Data entries for graphics:
_ _ _ _ _
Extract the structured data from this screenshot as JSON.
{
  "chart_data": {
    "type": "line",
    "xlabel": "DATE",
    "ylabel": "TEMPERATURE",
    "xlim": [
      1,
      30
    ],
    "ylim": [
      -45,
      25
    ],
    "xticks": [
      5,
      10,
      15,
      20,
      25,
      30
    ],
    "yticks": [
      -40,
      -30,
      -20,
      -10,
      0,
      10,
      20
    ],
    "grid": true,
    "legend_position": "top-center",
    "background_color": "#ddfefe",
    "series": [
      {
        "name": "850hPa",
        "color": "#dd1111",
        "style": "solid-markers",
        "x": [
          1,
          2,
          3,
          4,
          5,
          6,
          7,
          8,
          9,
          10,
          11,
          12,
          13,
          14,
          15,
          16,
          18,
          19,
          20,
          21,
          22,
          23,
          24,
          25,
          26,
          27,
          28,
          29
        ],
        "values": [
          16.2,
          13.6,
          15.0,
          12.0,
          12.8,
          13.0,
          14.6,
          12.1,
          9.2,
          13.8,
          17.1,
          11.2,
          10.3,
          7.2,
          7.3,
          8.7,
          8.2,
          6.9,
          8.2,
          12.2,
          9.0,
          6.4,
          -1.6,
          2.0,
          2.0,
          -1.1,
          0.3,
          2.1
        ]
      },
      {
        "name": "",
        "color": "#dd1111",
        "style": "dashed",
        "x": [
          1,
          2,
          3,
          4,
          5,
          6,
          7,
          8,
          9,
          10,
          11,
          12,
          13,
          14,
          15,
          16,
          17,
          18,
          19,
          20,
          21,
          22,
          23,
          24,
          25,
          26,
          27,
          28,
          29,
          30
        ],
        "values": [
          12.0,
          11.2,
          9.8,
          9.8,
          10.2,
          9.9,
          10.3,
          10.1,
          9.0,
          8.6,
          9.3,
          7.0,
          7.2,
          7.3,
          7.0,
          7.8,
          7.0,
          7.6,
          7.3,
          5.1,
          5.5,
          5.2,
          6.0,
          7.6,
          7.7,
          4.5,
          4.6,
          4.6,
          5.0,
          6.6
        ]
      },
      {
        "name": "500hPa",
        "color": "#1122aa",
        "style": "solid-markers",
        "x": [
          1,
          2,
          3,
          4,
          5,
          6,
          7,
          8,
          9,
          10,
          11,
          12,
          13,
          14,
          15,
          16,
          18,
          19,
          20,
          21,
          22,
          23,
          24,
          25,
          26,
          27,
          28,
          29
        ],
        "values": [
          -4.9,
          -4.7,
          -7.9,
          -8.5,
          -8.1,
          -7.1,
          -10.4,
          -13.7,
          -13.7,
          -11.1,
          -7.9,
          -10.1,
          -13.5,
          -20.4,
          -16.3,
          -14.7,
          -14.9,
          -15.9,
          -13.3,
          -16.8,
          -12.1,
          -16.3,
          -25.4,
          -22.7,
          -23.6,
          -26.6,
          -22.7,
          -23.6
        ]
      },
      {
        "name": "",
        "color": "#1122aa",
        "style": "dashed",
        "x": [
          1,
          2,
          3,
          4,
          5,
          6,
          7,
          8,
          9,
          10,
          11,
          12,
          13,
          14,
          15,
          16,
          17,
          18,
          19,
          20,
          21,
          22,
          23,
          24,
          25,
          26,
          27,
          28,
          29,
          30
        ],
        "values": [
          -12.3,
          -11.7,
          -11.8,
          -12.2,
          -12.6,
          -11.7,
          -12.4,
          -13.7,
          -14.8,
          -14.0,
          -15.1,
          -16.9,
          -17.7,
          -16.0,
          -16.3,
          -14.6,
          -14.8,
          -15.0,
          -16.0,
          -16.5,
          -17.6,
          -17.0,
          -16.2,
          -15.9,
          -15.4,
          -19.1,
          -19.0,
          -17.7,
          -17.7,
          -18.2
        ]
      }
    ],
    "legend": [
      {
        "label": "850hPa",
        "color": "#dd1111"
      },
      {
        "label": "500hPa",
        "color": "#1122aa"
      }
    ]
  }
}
_ _ _ _ _
[Stated goal]
Retype the listing exactly, in full.

[Solution to the problem]
Extract the structured data from this screenshot as JSON.
{
  "chart_data": {
    "type": "line",
    "xlabel": "DATE",
    "ylabel": "TEMPERATURE",
    "xlim": [
      1,
      30
    ],
    "ylim": [
      -45,
      25
    ],
    "xticks": [
      5,
      10,
      15,
      20,
      25,
      30
    ],
    "yticks": [
      -40,
      -30,
      -20,
      -10,
      0,
      10,
      20
    ],
    "grid": true,
    "legend_position": "top-center",
    "background_color": "#ddfefe",
    "series": [
      {
        "name": "850hPa",
        "color": "#dd1111",
        "style": "solid-markers",
        "x": [
          1,
          2,
          3,
          4,
          5,
          6,
          7,
          8,
          9,
          10,
          11,
          12,
          13,
          14,
          15,
          16,
          18,
          19,
          20,
          21,
          22,
          23,
          24,
          25,
          26,
          27,
          28,
          29
        ],
        "values": [
          16.2,
          13.6,
          15.0,
          12.0,
          12.8,
          13.0,
          14.6,
          12.1,
          9.2,
          13.8,
          17.1,
          11.2,
          10.3,
          7.2,
          7.3,
          8.7,
          8.2,
          6.9,
          8.2,
          12.2,
          9.0,
          6.4,
          -1.6,
          2.0,
          2.0,
          -1.1,
          0.3,
          2.1
        ]
      },
      {
        "name": "",
        "color": "#dd1111",
        "style": "dashed",
        "x": [
          1,
          2,
          3,
          4,
          5,
          6,
          7,
          8,
          9,
          10,
          11,
          12,
          13,
          14,
          15,
          16,
          17,
          18,
          19,
          20,
          21,
          22,
          23,
          24,
          25,
          26,
          27,
          28,
          29,
          30
        ],
        "values": [
          12.0,
          11.2,
          9.8,
          9.8,
          10.2,
          9.9,
          10.3,
          10.1,
          9.0,
          8.6,
          9.3,
          7.0,
          7.2,
          7.3,
          7.0,
          7.8,
          7.0,
          7.6,
          7.3,
          5.1,
          5.5,
          5.2,
          6.0,
          7.6,
          7.7,
          4.5,
          4.6,
          4.6,
          5.0,
          6.6
        ]
      },
      {
        "name": "500hPa",
        "color": "#1122aa",
        "style": "solid-markers",
        "x": [
          1,
          2,
          3,
          4,
          5,
          6,
          7,
          8,
          9,
          10,
          11,
          12,
          13,
          14,
          15,
          16,
          18,
          19,
          20,
          21,
          22,
          23,
          24,
          25,
          26,
          27,
          28,
          29
        ],
        "values": [
          -4.9,
          -4.7,
          -7.9,
          -8.5,
          -8.1,
          -7.1,
          -10.4,
          -13.7,
          -13.7,
          -11.1,
          -7.9,
          -10.1,
          -13.5,
          -20.4,
          -16.3,
          -14.7,
          -14.9,
          -15.9,
          -13.3,
          -16.8,
          -12.1,
          -16.3,
          -25.4,
          -22.7,
          -23.6,
          -26.6,
          -22.7,
          -23.6
        ]
      },
      {
        "name": "",
        "color": "#1122aa",
        "style": "dashed",
        "x": [
          1,
          2,
          3,
          4,
          5,
          6,
          7,
          8,
          9,
          10,
          11,
          12,
          13,
          14,
          15,
          16,
          17,
          18,
          19,
          20,
          21,
          22,
          23,
          24,
          25,
          26,
          27,
          28,
          29,
          30
        ],
        "values": [
          -12.3,
          -11.7,
          -11.8,
          -12.2,
          -12.6,
          -11.7,
          -12.4,
          -13.7,
          -14.8,
          -14.0,
          -15.1,
          -16.9,
          -17.7,
          -16.0,
          -16.3,
          -14.6,
          -14.8,
          -15.0,
          -16.0,
          -16.5,
          -17.6,
          -17.0,
          -16.2,
          -15.9,
          -15.4,
          -19.1,
          -19.0,
          -17.7,
          -17.7,
          -18.2
        ]
      }
    ],
    "legend": [
      {
        "label": "850hPa",
        "color": "#dd1111"
      },
      {
        "label": "500hPa",
        "color": "#1122aa"
      }
    ]
  }
}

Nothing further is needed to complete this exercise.